→ **Provided passage**
Chakwal’s oldest village losing its historic sites


One of the Maari (grand house) built by a Sikh family before partition. — Photos by the writer
One of the Maari (grand house) built by a Sikh family before partition. — Photos by the writer

To the south of Chakwal lies its oldest village Bhoun. Stretching on both sides of Chakwal-Sargodha Road, the village still holds its cultural touch where Jalsa (bulls’ contest), Chhat (a traditional game of weight lifting) are still in vogue alongside modern day life.

The village is dotted with numerous historic sites including grand houses, havelis, ponds, temples and old trees.

Before partition, Bhoun’s population was predominantly Hindu whose major source of income used to be trade and they were well off.

The village remained the largest trade market of the district for decades.

Chakwal’s renowned historian late Professor Anwar Beg Awan who also hailed from Bhoun traces the history of Bhoun in Maha Bharta.

He says there is a reference to Bhoun in the epic book written in 3122BC, calling it the capital of Daroopad Nagar which was a state of present day Punjab.

But Mr Beg was also of the view that Bhoun was the name of one of the sons of Raja Dahir who laid the foundation of this town.

Over a 100 years old Banyan tree on the main road in Bhoun village.
Over a 100 years old Banyan tree on the main road in Bhoun village

“The Glossary of Tribes and Castes testifies that Bhoun was the son of Raja Dahir,” says Prof Awan in his book Dhan Malooki.

According to him, Bhoun came into existence some 700 years ago. As the town was established by Hindus, it still retains the ruins of Hindu temples.

Although the havelis and other grand houses are still in good shape as they were occupied by the Muslim migrants, temples have been ruined and ponds have vanished.

The vast land associated with ponds and temples have been occupied by the influential residents of the village. Muslims razed some temples to avenge the demolition of Babari Mosque.

The Janj Ghar (Janj House) built by Bikram Jeet about 200 years ago still stands with its grandeur being intact. Mohammad Imran, the current owner of this grand house, has been offered the price of his choice but he refused to sell it.

Haji Nazar Mohammad, in his late 90s, a resident of Vahali village who spent his childhood with Hindus and Sikhs of the village
Haji Nazar Mohammad, in his late 90s, a resident of Vahali village who spent his childhood with Hindus and Sikhs of the village

Janj Ghar has 12 rooms and two verandas built opposite to each other. The house was built masterly. Splendour and attraction emanate from its every brick. After seeing this grand house one can say that its owner Bikram Jeet was not only a rich person but was also endowed with aesthetic sense.

The Marri, another grand house having 14 rooms and balconies, with wooden ceilings and pillars having beautiful paintings.

According to Prof Baig, the Marri was built by Rai Bahadur Sardar Jai Singh who was the father of Gen Arora (Indian army chief at the time of 1971 war) in the third decade of twentieth century. Marri is currently owned by Wali Mohammad Khan, a man who came from Saharanpur of UP (Indian state) at the time of partition.

→ **Challenge**
Keep writing the article about the historic sites of Bhoun village, picking up after its last sentence.

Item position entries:
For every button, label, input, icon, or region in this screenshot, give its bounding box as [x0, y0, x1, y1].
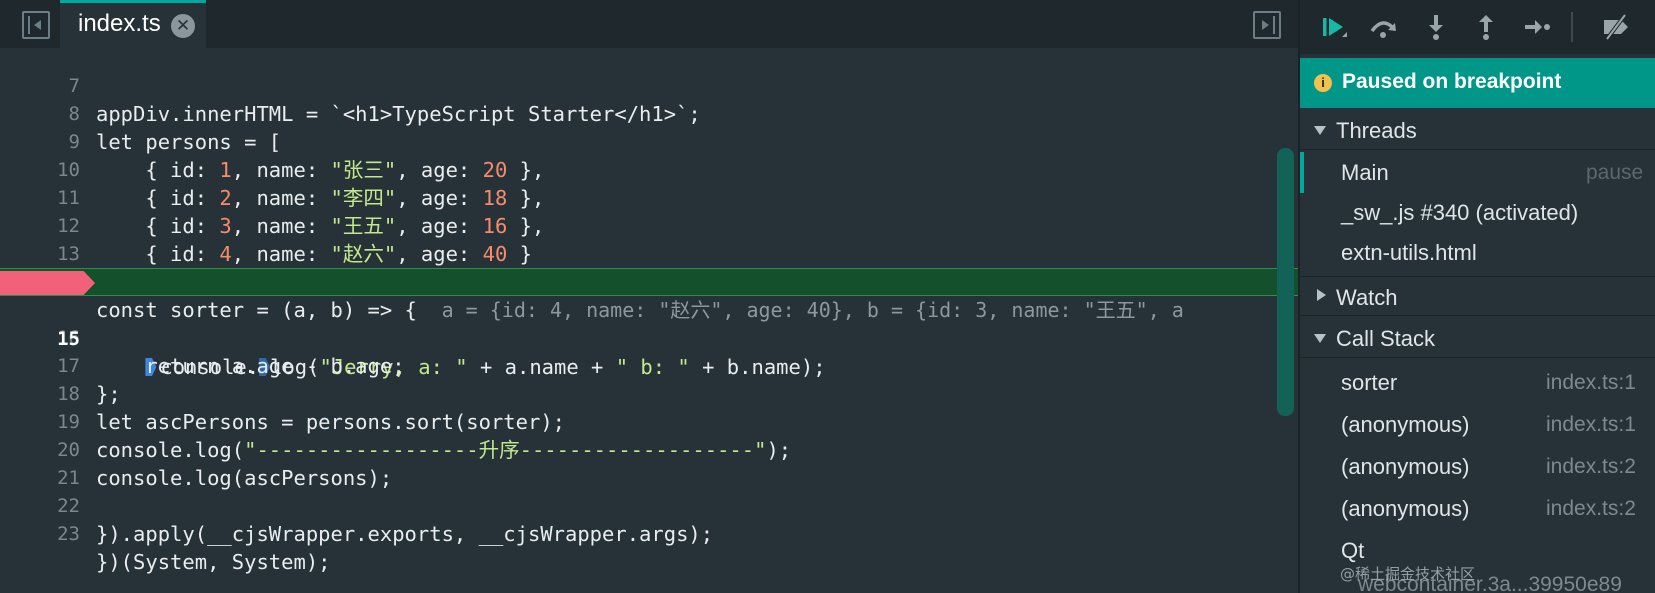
chevron-right-icon — [1317, 289, 1326, 301]
step-over-button[interactable] — [1368, 12, 1398, 42]
chevron-down-icon — [1314, 126, 1326, 135]
tab-index-ts[interactable]: index.ts ✕ — [60, 0, 206, 48]
frame-name: Qt — [1341, 538, 1365, 563]
code-line[interactable]: 19 console.log("------------------升序----… — [0, 380, 1298, 462]
thread-item[interactable]: extn-utils.html — [1300, 232, 1655, 273]
line-number[interactable]: 23 — [0, 520, 80, 548]
code-line[interactable]: 9 { id: 1, name: "张三", age: 20 }, — [0, 100, 1298, 182]
deactivate-breakpoints-button[interactable] — [1601, 12, 1631, 42]
step-button[interactable] — [1522, 12, 1552, 42]
collapse-right-icon — [1262, 20, 1269, 30]
editor-scrollbar[interactable] — [1277, 148, 1294, 416]
code-line[interactable]: 12 { id: 4, name: "赵六", age: 40 } — [0, 184, 1298, 266]
step-out-button[interactable] — [1471, 12, 1501, 42]
frame-location[interactable]: index.ts:2 — [1546, 455, 1636, 479]
code-line[interactable]: 16 return a.age - b.age; — [0, 296, 1298, 378]
debugger-toolbar — [1300, 0, 1655, 54]
deactivate-breakpoints-icon — [1604, 13, 1628, 41]
info-icon: i — [1314, 74, 1332, 92]
code-line[interactable]: 17 }; — [0, 324, 1298, 406]
frame-location[interactable]: index.ts:2 — [1546, 497, 1636, 521]
watermark: @稀土掘金技术社区 — [1340, 565, 1476, 583]
resume-button[interactable] — [1318, 12, 1348, 42]
step-in-icon — [1429, 15, 1443, 40]
editor-tab-bar: index.ts ✕ — [0, 0, 1298, 48]
call-frame[interactable]: (anonymous) index.ts:2 — [1300, 446, 1655, 487]
section-label: Threads — [1336, 118, 1417, 143]
line-number[interactable]: 15 — [0, 325, 80, 353]
code-line[interactable]: 21 — [0, 436, 1298, 489]
line-text: }).apply(__cjsWrapper.exports, __cjsWrap… — [96, 522, 714, 546]
section-label: Watch — [1336, 285, 1398, 310]
close-icon[interactable]: ✕ — [171, 14, 195, 38]
frame-name: (anonymous) — [1341, 454, 1470, 479]
code-line[interactable]: 7 appDiv.innerHTML = `<h1>TypeScript Sta… — [0, 44, 1298, 126]
chevron-down-icon — [1314, 334, 1326, 343]
breakpoint-marker[interactable] — [0, 271, 95, 295]
paused-status: Paused on breakpoint — [1342, 70, 1562, 93]
code-line[interactable]: 10 { id: 2, name: "李四", age: 18 }, — [0, 128, 1298, 210]
thread-name: _sw_.js #340 (activated) — [1341, 200, 1579, 225]
watch-section-header[interactable]: Watch — [1300, 276, 1655, 316]
toolbar-divider — [1571, 12, 1573, 42]
step-icon — [1525, 20, 1550, 34]
code-line[interactable]: 14 const sorter = (a, b) => { a = {id: 4… — [0, 240, 1298, 322]
resume-icon — [1323, 18, 1347, 37]
frame-name: (anonymous) — [1341, 412, 1470, 437]
active-breakpoint-line[interactable]: 15 console. log("Jerry, a: " + a.name + "… — [0, 268, 1298, 379]
thread-name: Main — [1341, 160, 1389, 185]
pane-bar-icon — [1273, 16, 1275, 34]
frame-location[interactable]: index.ts:1 — [1546, 371, 1636, 395]
collapse-left-icon — [34, 20, 41, 30]
code-editor: index.ts ✕ 7 appDiv.innerHTML = `<h1>Typ… — [0, 0, 1298, 593]
section-label: Call Stack — [1336, 326, 1436, 351]
code-line[interactable]: 13 ]; — [0, 212, 1298, 294]
line-text: })(System, System); — [96, 550, 331, 574]
call-frame[interactable]: (anonymous) index.ts:2 — [1300, 488, 1655, 529]
tab-label: index.ts — [78, 10, 161, 37]
frame-name: (anonymous) — [1341, 496, 1470, 521]
code-line[interactable]: 8 let persons = [ — [0, 72, 1298, 154]
step-over-icon — [1370, 21, 1396, 38]
code-line[interactable]: 20 console.log(ascPersons); — [0, 408, 1298, 490]
frame-name: sorter — [1341, 370, 1398, 395]
call-stack-section-header[interactable]: Call Stack — [1300, 318, 1655, 358]
thread-item-main[interactable]: Main pause — [1300, 152, 1655, 193]
code-line[interactable]: 23 })(System, System); — [0, 492, 1298, 574]
toggle-left-pane-button[interactable] — [22, 11, 50, 39]
step-out-icon — [1479, 15, 1493, 40]
thread-item[interactable]: _sw_.js #340 (activated) — [1300, 192, 1655, 233]
paused-banner: i Paused on breakpoint — [1300, 58, 1655, 108]
pane-bar-icon — [28, 16, 30, 34]
code-area[interactable]: 7 appDiv.innerHTML = `<h1>TypeScript Sta… — [0, 44, 1298, 574]
code-line[interactable]: 11 { id: 3, name: "王五", age: 16 }, — [0, 156, 1298, 238]
toggle-right-pane-button[interactable] — [1253, 11, 1281, 39]
thread-status: pause — [1586, 161, 1644, 184]
code-line[interactable]: 18 let ascPersons = persons.sort(sorter)… — [0, 352, 1298, 434]
step-in-button[interactable] — [1421, 12, 1451, 42]
call-frame[interactable]: sorter index.ts:1 — [1300, 362, 1655, 403]
call-frame[interactable]: (anonymous) index.ts:1 — [1300, 404, 1655, 445]
frame-location[interactable]: index.ts:1 — [1546, 413, 1636, 437]
threads-section-header[interactable]: Threads — [1300, 110, 1655, 150]
thread-name: extn-utils.html — [1341, 240, 1477, 265]
debugger-panel: i Paused on breakpoint Threads Main paus… — [1298, 0, 1655, 593]
code-line[interactable]: 22 }).apply(__cjsWrapper.exports, __cjsW… — [0, 464, 1298, 546]
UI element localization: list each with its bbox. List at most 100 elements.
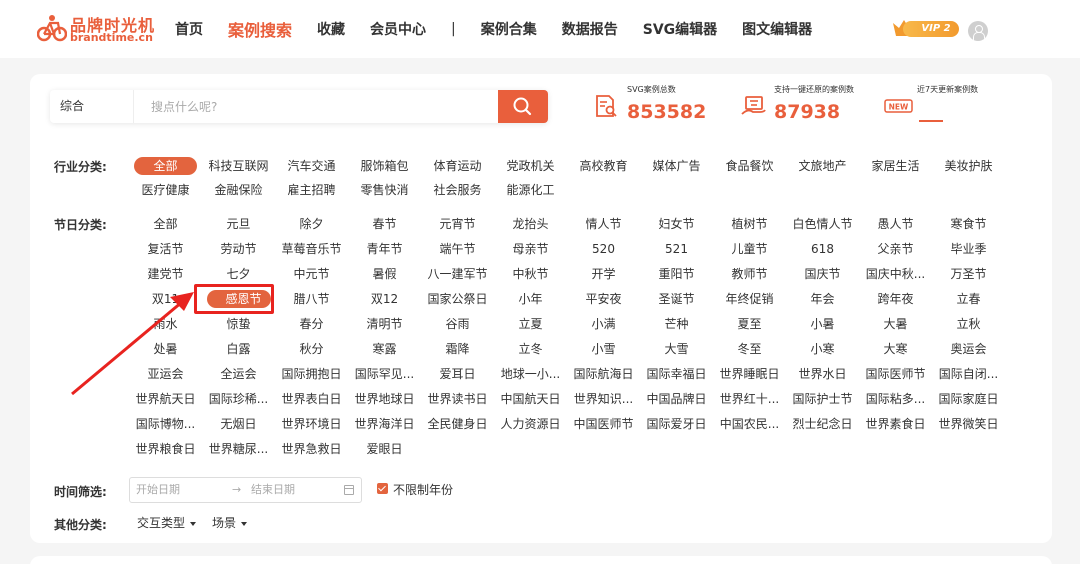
festival-tag[interactable]: 开学 xyxy=(567,264,640,284)
festival-tag[interactable]: 人力资源日 xyxy=(494,414,567,434)
scene-dropdown[interactable]: 场景 xyxy=(212,514,248,531)
industry-tag[interactable]: 医疗健康 xyxy=(129,180,202,200)
industry-tag[interactable]: 高校教育 xyxy=(567,156,640,176)
festival-tag[interactable]: 寒食节 xyxy=(932,214,1005,234)
festival-tag[interactable]: 世界读书日 xyxy=(421,389,494,409)
industry-tag[interactable]: 雇主招聘 xyxy=(275,180,348,200)
festival-tag[interactable]: 夏至 xyxy=(713,314,786,334)
festival-tag[interactable]: 白露 xyxy=(202,339,275,359)
nav-item[interactable]: 案例合集 xyxy=(481,19,537,39)
industry-tag[interactable]: 金融保险 xyxy=(202,180,275,200)
festival-tag[interactable]: 春节 xyxy=(348,214,421,234)
festival-tag[interactable]: 芒种 xyxy=(640,314,713,334)
festival-tag[interactable]: 国家公祭日 xyxy=(421,289,494,309)
festival-tag[interactable]: 母亲节 xyxy=(494,239,567,259)
festival-tag[interactable]: 小满 xyxy=(567,314,640,334)
festival-tag[interactable]: 世界水日 xyxy=(786,364,859,384)
festival-tag[interactable]: 处暑 xyxy=(129,339,202,359)
industry-tag[interactable]: 党政机关 xyxy=(494,156,567,176)
festival-tag[interactable]: 国际粘多... xyxy=(859,389,932,409)
festival-tag[interactable]: 双11 xyxy=(129,289,202,309)
festival-tag[interactable]: 寒露 xyxy=(348,339,421,359)
festival-tag[interactable]: 大寒 xyxy=(859,339,932,359)
festival-tag[interactable]: 八一建军节 xyxy=(421,264,494,284)
festival-tag[interactable]: 七夕 xyxy=(202,264,275,284)
festival-tag[interactable]: 除夕 xyxy=(275,214,348,234)
end-date-field[interactable]: 结束日期 xyxy=(251,478,295,502)
festival-tag[interactable]: 年终促销 xyxy=(713,289,786,309)
industry-tag[interactable]: 服饰箱包 xyxy=(348,156,421,176)
festival-tag[interactable]: 521 xyxy=(640,239,713,259)
festival-tag[interactable]: 万圣节 xyxy=(932,264,1005,284)
nav-item[interactable]: 案例搜索 xyxy=(228,17,292,41)
festival-tag[interactable]: 愚人节 xyxy=(859,214,932,234)
industry-tag[interactable]: 媒体广告 xyxy=(640,156,713,176)
festival-tag[interactable]: 中元节 xyxy=(275,264,348,284)
nav-item[interactable]: SVG编辑器 xyxy=(643,19,717,39)
festival-tag[interactable]: 立秋 xyxy=(932,314,1005,334)
festival-tag[interactable]: 国庆中秋... xyxy=(859,264,932,284)
festival-tag[interactable]: 暑假 xyxy=(348,264,421,284)
nav-item[interactable]: 数据报告 xyxy=(562,19,618,39)
festival-tag[interactable]: 中国农民... xyxy=(713,414,786,434)
festival-tag[interactable]: 世界航天日 xyxy=(129,389,202,409)
festival-tag[interactable]: 世界环境日 xyxy=(275,414,348,434)
festival-tag[interactable]: 奥运会 xyxy=(932,339,1005,359)
festival-tag[interactable]: 春分 xyxy=(275,314,348,334)
festival-tag[interactable]: 世界海洋日 xyxy=(348,414,421,434)
festival-tag[interactable]: 亚运会 xyxy=(129,364,202,384)
festival-tag[interactable]: 520 xyxy=(567,239,640,259)
festival-tag[interactable]: 中国航天日 xyxy=(494,389,567,409)
festival-tag[interactable]: 立冬 xyxy=(494,339,567,359)
festival-tag[interactable]: 国际罕见... xyxy=(348,364,421,384)
start-date-field[interactable]: 开始日期 xyxy=(136,478,180,502)
festival-tag[interactable]: 国际博物... xyxy=(129,414,202,434)
festival-tag[interactable]: 国际家庭日 xyxy=(932,389,1005,409)
festival-tag[interactable]: 立春 xyxy=(932,289,1005,309)
festival-tag[interactable]: 元宵节 xyxy=(421,214,494,234)
festival-tag[interactable]: 妇女节 xyxy=(640,214,713,234)
industry-tag[interactable]: 科技互联网 xyxy=(202,156,275,176)
festival-tag[interactable]: 年会 xyxy=(786,289,859,309)
festival-tag[interactable]: 冬至 xyxy=(713,339,786,359)
festival-tag[interactable]: 情人节 xyxy=(567,214,640,234)
festival-tag[interactable]: 复活节 xyxy=(129,239,202,259)
festival-tag[interactable]: 世界知识... xyxy=(567,389,640,409)
festival-tag[interactable]: 劳动节 xyxy=(202,239,275,259)
industry-tag[interactable]: 全部 xyxy=(129,156,202,176)
festival-tag[interactable]: 国际幸福日 xyxy=(640,364,713,384)
industry-tag[interactable]: 文旅地产 xyxy=(786,156,859,176)
festival-tag[interactable]: 烈士纪念日 xyxy=(786,414,859,434)
industry-tag[interactable]: 食品餐饮 xyxy=(713,156,786,176)
industry-tag[interactable]: 美妆护肤 xyxy=(932,156,1005,176)
festival-tag[interactable]: 国际自闭... xyxy=(932,364,1005,384)
festival-tag[interactable]: 世界表白日 xyxy=(275,389,348,409)
festival-tag[interactable]: 全民健身日 xyxy=(421,414,494,434)
festival-tag[interactable]: 无烟日 xyxy=(202,414,275,434)
industry-tag[interactable]: 家居生活 xyxy=(859,156,932,176)
festival-tag[interactable]: 爱耳日 xyxy=(421,364,494,384)
festival-tag[interactable]: 重阳节 xyxy=(640,264,713,284)
festival-tag[interactable]: 元旦 xyxy=(202,214,275,234)
festival-tag[interactable]: 大暑 xyxy=(859,314,932,334)
festival-tag[interactable]: 父亲节 xyxy=(859,239,932,259)
festival-tag[interactable]: 国际医师节 xyxy=(859,364,932,384)
festival-tag[interactable]: 国际拥抱日 xyxy=(275,364,348,384)
industry-tag[interactable]: 体育运动 xyxy=(421,156,494,176)
nav-item[interactable]: 会员中心 xyxy=(370,19,426,39)
festival-tag[interactable]: 世界微笑日 xyxy=(932,414,1005,434)
festival-tag[interactable]: 国际护士节 xyxy=(786,389,859,409)
festival-tag[interactable]: 国际爱牙日 xyxy=(640,414,713,434)
festival-tag[interactable]: 世界地球日 xyxy=(348,389,421,409)
festival-tag[interactable]: 全运会 xyxy=(202,364,275,384)
festival-tag[interactable]: 小暑 xyxy=(786,314,859,334)
search-type-select[interactable]: 综合 xyxy=(50,90,134,123)
festival-tag[interactable]: 植树节 xyxy=(713,214,786,234)
nav-item[interactable]: 图文编辑器 xyxy=(742,19,812,39)
festival-tag[interactable]: 618 xyxy=(786,239,859,259)
festival-tag[interactable]: 清明节 xyxy=(348,314,421,334)
festival-tag[interactable]: 平安夜 xyxy=(567,289,640,309)
festival-tag[interactable]: 中秋节 xyxy=(494,264,567,284)
festival-tag[interactable]: 草莓音乐节 xyxy=(275,239,348,259)
festival-tag[interactable]: 小雪 xyxy=(567,339,640,359)
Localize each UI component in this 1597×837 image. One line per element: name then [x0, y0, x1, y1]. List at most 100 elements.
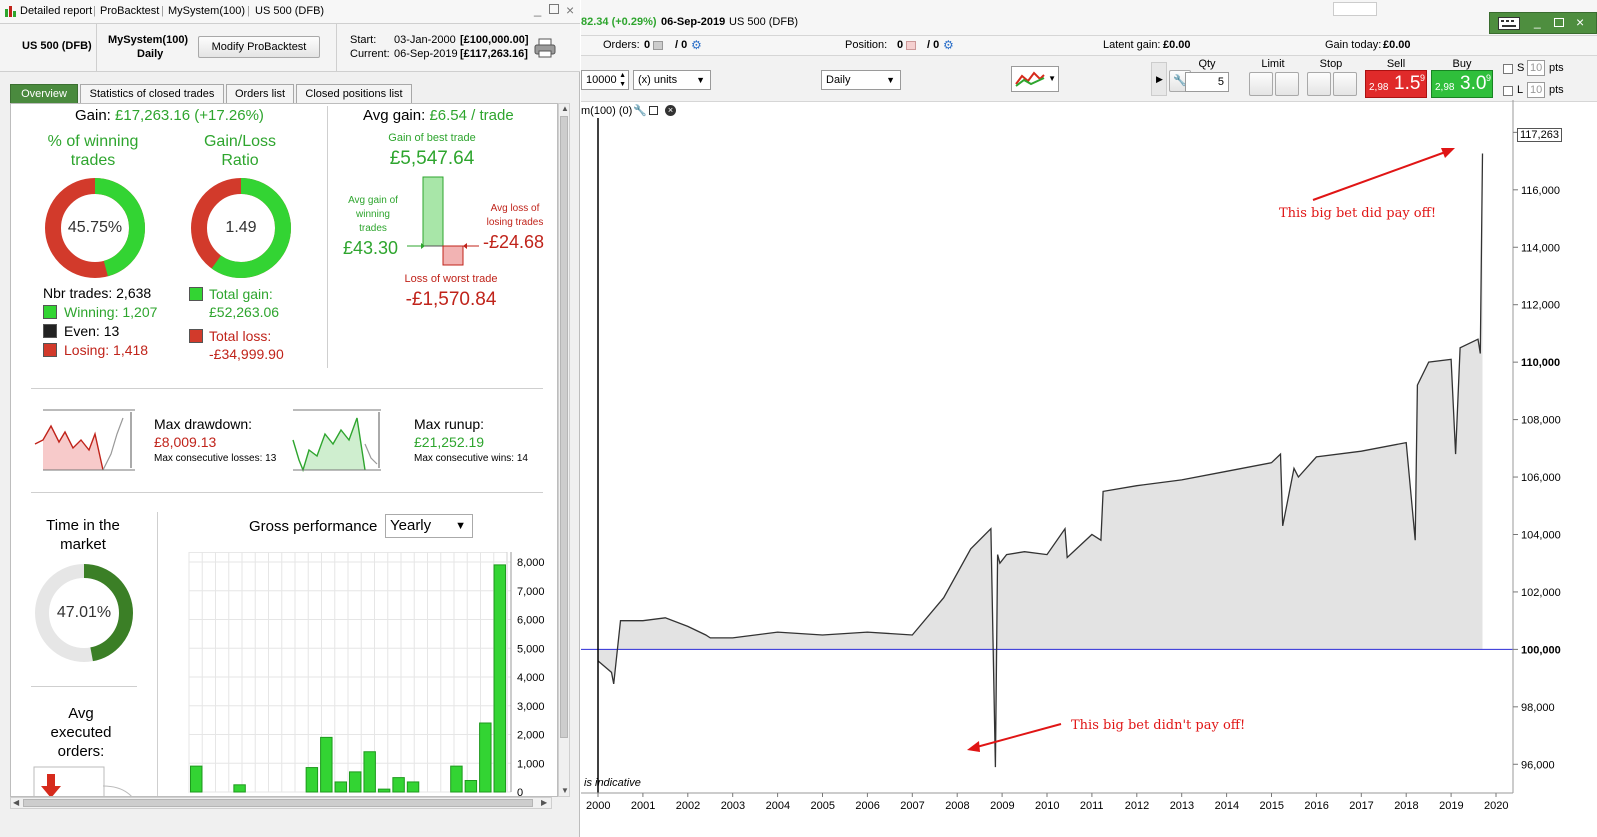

→ **Response to the exercise**
Prof Beg says that famous Datt family of Indian film industry also belonged to Bhoun but their ancestral houses have vanished. Some other historic havelis are also being owned by immigrants who are trying their best to retain their real shape.

According to Prof Beg, the famous Oberoi family of India also hailed from this village. He says that Flashman Hotel of Rawalpindi and Cecil Hotel in Murree were owned by the Oberoi family of Bhoun.

The father of legendary music composer Madan Mohan also settled in Chakwal city from Bhoun.

Being the centre of trade and a large town, Bhoun had its own railway station. The train that used to run from Mandra stopped at Bhoun Railway Station. The Mandra-Bhoun railway track was dismantled during the second regime of Nawaz Sharif. Now the railway station has been lying crumbled.

But on the other hand the temples and ponds which are being petered out yearns for immediate attention. Two temples have been leased out, one (Shawala Mandar) to the family of Mohammad Abbas. The other one situated in Mohalla Kochar has been turned into a cattle-pan. A donkey and three cows along with some goats are being kept there. Mohammad Basheer says he pays Rs150 as rent to the government every month.

Another temple near a pond called Madhu Wali Ban is being used as a toilet. Once a holy building of Hindus now is littered with dirt. A few yards away of this temple, another one lies demolished. It is said that temple was demolished by some Muslims in reaction to Babri Masjid incident. Another temple in Mohalla Pind is being used as a store of dung-cakes. All these temples are crumbling. One of them has already been demolished.

The sacred ponds have been rendered dry. The Gurdas Ban (Gurdas Pond) had been filled with soil few years ago on the order of a Union Council nazim of Bhoun.

A senior official of the Punjab Archaeological Department while talking to Dawn admitted the importance of the historic sites of Bhoun village. “It is our dilemma that we pay less attention towards our heritage,” he lamented. He added that his department had not had enough funds to preserve the historic sites of Bhoun village.

The crumbling landscape of Bhoun can still be preserved if the rulers look towards the plight of our rich cultural heritage.